Written problem: Filter the entries below, keeping every line that has the word "현재소유현황".

────

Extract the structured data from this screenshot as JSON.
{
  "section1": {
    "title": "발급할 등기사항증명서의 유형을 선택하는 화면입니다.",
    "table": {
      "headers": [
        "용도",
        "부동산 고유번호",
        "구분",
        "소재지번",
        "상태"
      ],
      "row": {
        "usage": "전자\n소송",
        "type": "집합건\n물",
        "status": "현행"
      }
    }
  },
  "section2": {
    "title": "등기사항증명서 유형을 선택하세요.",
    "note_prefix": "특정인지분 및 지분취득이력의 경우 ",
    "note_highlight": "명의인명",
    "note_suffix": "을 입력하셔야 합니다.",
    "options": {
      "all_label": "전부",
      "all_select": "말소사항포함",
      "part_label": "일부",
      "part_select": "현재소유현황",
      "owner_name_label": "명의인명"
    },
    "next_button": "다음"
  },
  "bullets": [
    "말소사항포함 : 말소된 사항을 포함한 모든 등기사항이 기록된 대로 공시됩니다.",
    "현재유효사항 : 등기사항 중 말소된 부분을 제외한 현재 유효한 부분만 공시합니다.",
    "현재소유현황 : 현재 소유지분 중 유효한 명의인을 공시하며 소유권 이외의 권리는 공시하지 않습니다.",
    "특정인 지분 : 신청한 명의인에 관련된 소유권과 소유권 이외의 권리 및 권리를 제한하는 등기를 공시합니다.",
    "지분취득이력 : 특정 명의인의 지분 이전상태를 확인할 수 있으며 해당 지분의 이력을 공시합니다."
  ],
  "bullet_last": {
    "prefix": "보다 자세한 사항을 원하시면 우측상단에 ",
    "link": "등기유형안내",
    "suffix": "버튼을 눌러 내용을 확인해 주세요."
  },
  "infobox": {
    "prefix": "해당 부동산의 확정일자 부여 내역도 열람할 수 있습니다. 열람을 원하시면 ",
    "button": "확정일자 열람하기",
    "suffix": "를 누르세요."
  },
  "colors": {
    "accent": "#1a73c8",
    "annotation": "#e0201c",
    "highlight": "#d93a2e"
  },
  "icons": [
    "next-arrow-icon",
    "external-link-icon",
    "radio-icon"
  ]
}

────

Full output:
      "part_select": "현재소유현황",
    "현재소유현황 : 현재 소유지분 중 유효한 명의인을 공시하며 소유권 이외의 권리는 공시하지 않습니다.",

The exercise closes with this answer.